Предложенный отрывок:
________________________

Вряд ли Калонн поставил на карту свою репутацию честного человека ради сомнительных доходов. Гораздо логичнее предположить, что он как министр финансов тайно поощрял маневр, успех которого вернул бы ценность государственным бумагам и, возможно, принес бы большую выгоду казне.

Единственным человеком во Франции, который дерзнул бы обличить махинацию, был Мирабо; он ухватился за случай перейти в наступление и быстро состряпал знаменитый памфлет «Обличение ажиотажа».

________________________

Состав набора данных:
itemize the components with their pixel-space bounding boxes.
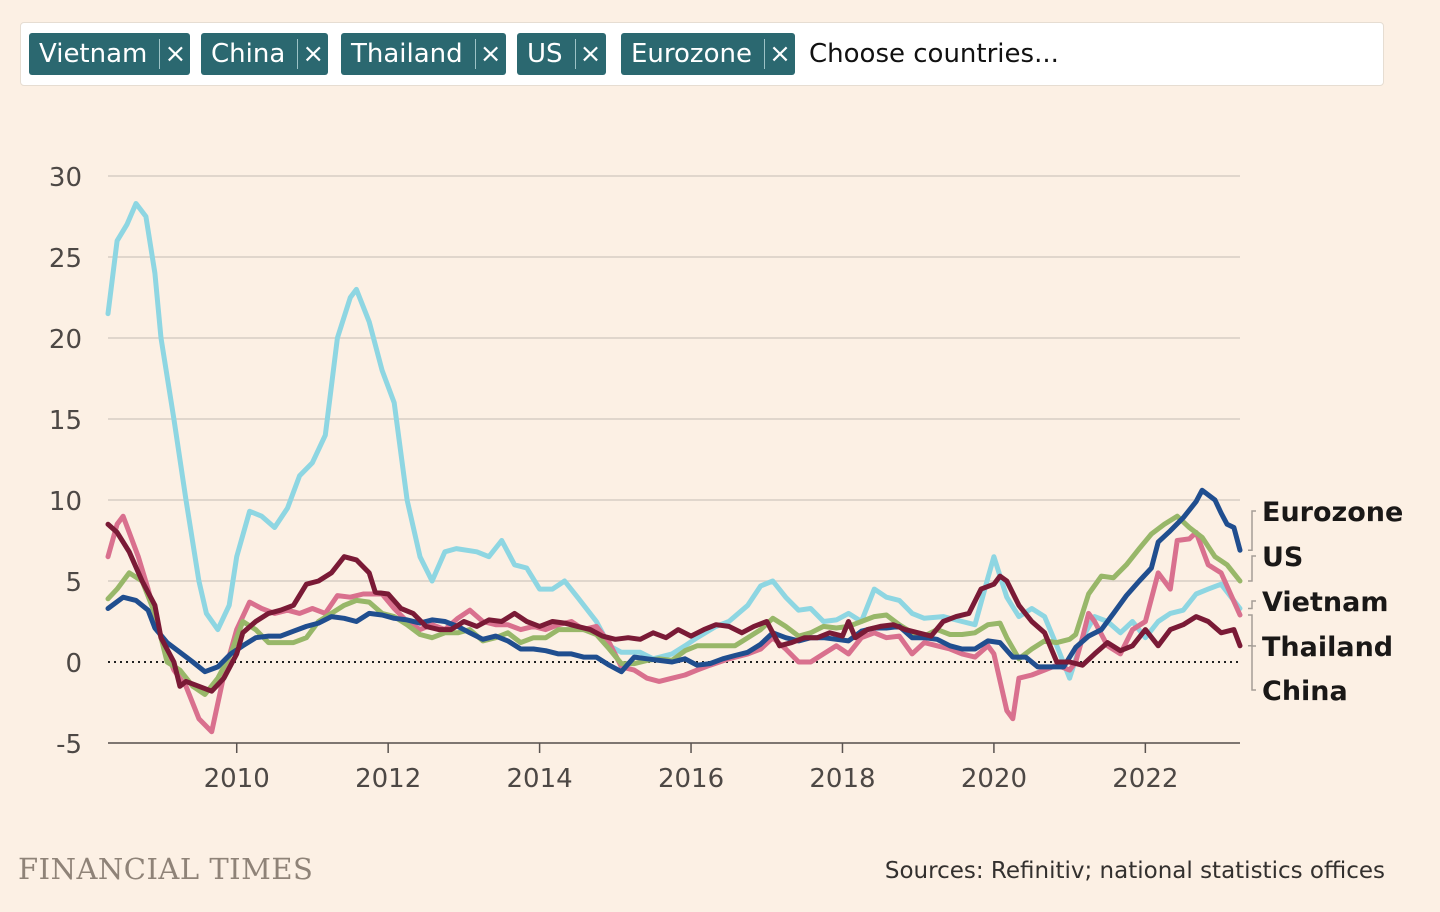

________________________

Ваша задача:
Замените «министр финансов» на «генеральный контролер финансов» в части отрывка, которая открывается словами «Вряд ли Калонн» и завершается словами «большую выгоду казне.», и приведите эту часть целиком. Материал здесь не понадобится.

Ответ к задаче:
Вряд ли Калонн поставил на карту свою репутацию честного человека ради сомнительных доходов. Гораздо логичнее предположить, что он как генеральный контролер финансов тайно поощрял маневр, успех которого вернул бы ценность государственным бумагам и, возможно, принес бы большую выгоду казне.